INSTRUCTIONS TO FOLLOW.
Word for word, set down the records and skip each picture.
■ ■ ■ ■ ■
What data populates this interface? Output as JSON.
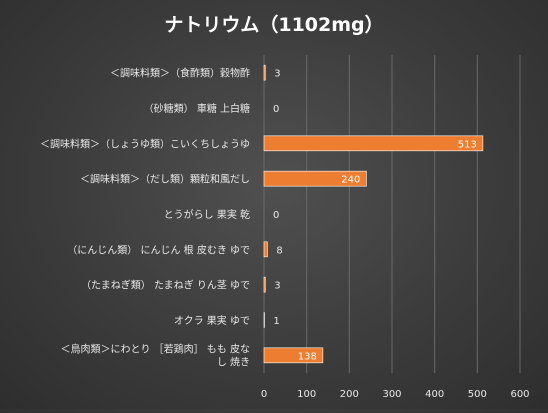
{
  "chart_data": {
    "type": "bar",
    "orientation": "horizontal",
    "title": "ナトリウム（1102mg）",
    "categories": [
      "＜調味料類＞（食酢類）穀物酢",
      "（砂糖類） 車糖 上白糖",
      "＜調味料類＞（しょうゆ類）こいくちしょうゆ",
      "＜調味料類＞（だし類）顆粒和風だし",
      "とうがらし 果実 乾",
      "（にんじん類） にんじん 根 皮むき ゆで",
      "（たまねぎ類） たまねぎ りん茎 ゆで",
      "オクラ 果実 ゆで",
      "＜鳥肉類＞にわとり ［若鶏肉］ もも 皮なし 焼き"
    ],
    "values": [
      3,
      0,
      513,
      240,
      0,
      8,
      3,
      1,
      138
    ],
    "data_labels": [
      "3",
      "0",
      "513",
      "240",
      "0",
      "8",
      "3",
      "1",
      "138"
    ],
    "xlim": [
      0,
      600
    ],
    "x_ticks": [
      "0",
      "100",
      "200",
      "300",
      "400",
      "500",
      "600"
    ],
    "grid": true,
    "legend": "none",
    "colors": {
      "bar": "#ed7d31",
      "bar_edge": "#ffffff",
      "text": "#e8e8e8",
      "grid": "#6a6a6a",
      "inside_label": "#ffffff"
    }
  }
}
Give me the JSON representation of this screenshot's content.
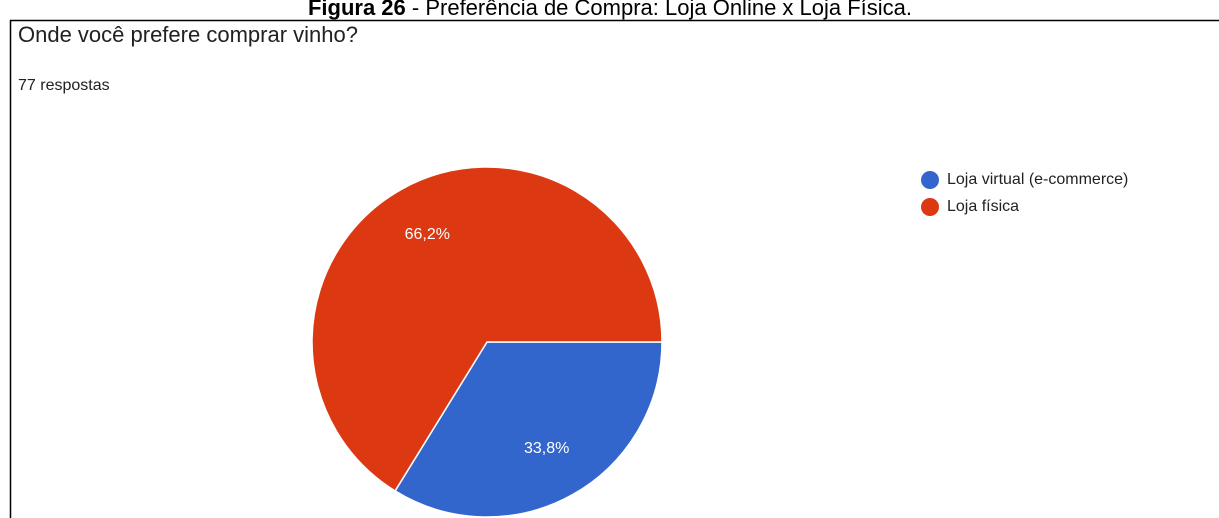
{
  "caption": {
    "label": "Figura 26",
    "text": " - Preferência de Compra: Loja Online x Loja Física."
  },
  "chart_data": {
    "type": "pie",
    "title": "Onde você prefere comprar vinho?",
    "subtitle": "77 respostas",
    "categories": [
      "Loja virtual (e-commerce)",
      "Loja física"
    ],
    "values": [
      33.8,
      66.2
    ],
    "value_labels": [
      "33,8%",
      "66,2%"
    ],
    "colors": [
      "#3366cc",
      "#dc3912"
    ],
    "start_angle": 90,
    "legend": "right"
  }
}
■ ■ ■ ■ ■
COMPLETE OUTPUT.
What data populates this interface? Output as JSON.
{
  "chart_data": {
    "type": "bar",
    "orientation": "horizontal",
    "title": "ナトリウム（1102mg）",
    "categories": [
      "＜調味料類＞（食酢類）穀物酢",
      "（砂糖類） 車糖 上白糖",
      "＜調味料類＞（しょうゆ類）こいくちしょうゆ",
      "＜調味料類＞（だし類）顆粒和風だし",
      "とうがらし 果実 乾",
      "（にんじん類） にんじん 根 皮むき ゆで",
      "（たまねぎ類） たまねぎ りん茎 ゆで",
      "オクラ 果実 ゆで",
      "＜鳥肉類＞にわとり ［若鶏肉］ もも 皮なし 焼き"
    ],
    "values": [
      3,
      0,
      513,
      240,
      0,
      8,
      3,
      1,
      138
    ],
    "data_labels": [
      "3",
      "0",
      "513",
      "240",
      "0",
      "8",
      "3",
      "1",
      "138"
    ],
    "xlim": [
      0,
      600
    ],
    "x_ticks": [
      "0",
      "100",
      "200",
      "300",
      "400",
      "500",
      "600"
    ],
    "grid": true,
    "legend": "none",
    "colors": {
      "bar": "#ed7d31",
      "bar_edge": "#ffffff",
      "text": "#e8e8e8",
      "grid": "#6a6a6a",
      "inside_label": "#ffffff"
    }
  }
}
Give me the JSON representation of this screenshot's content.
{
  "caption": {
    "label": "Figura 26",
    "text": " - Preferência de Compra: Loja Online x Loja Física."
  },
  "chart_data": {
    "type": "pie",
    "title": "Onde você prefere comprar vinho?",
    "subtitle": "77 respostas",
    "categories": [
      "Loja virtual (e-commerce)",
      "Loja física"
    ],
    "values": [
      33.8,
      66.2
    ],
    "value_labels": [
      "33,8%",
      "66,2%"
    ],
    "colors": [
      "#3366cc",
      "#dc3912"
    ],
    "start_angle": 90,
    "legend": "right"
  }
}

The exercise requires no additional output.